YOUR OBJECTIVE:
Write out each entry again. Keep every word exactly as it is.

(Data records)
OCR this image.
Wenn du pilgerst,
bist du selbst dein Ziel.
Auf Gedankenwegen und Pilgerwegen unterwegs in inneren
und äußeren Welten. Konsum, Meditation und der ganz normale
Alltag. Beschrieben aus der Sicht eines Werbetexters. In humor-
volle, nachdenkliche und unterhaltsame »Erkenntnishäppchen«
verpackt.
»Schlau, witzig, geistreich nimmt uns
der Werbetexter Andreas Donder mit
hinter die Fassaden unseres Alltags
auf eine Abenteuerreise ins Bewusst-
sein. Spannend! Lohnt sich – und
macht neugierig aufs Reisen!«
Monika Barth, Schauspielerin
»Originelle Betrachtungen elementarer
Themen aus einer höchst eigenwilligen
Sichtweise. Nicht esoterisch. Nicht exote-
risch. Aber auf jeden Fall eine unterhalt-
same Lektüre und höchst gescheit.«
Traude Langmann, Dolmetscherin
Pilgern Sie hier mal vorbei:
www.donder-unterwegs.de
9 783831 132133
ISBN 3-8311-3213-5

RESULT FOR THIS EXERCISE:
OCR this image.
Wenn du pilgerst,
bist du selbst dein Ziel.
Auf Gedankenwegen und Pilgerwegen unterwegs in inneren
und äußeren Welten. Konsum, Meditation und der ganz normale
Alltag. Beschrieben aus der Sicht eines Werbetexters. In humor-
volle, nachdenkliche und unterhaltsame »Erkenntnishäppchen«
verpackt.
»Schlau, witzig, geistreich nimmt uns
der Werbetexter Andreas Donder mit
hinter die Fassaden unseres Alltags
auf eine Abenteuerreise ins Bewusst-
sein. Spannend! Lohnt sich – und
macht neugierig aufs Reisen!«
Monika Barth, Schauspielerin
»Originelle Betrachtungen elementarer
Themen aus einer höchst eigenwilligen
Sichtweise. Nicht esoterisch. Nicht exote-
risch. Aber auf jeden Fall eine unterhalt-
same Lektüre und höchst gescheit.«
Traude Langmann, Dolmetscherin
Pilgern Sie hier mal vorbei:
www.donder-unterwegs.de
9 783831 132133
ISBN 3-8311-3213-5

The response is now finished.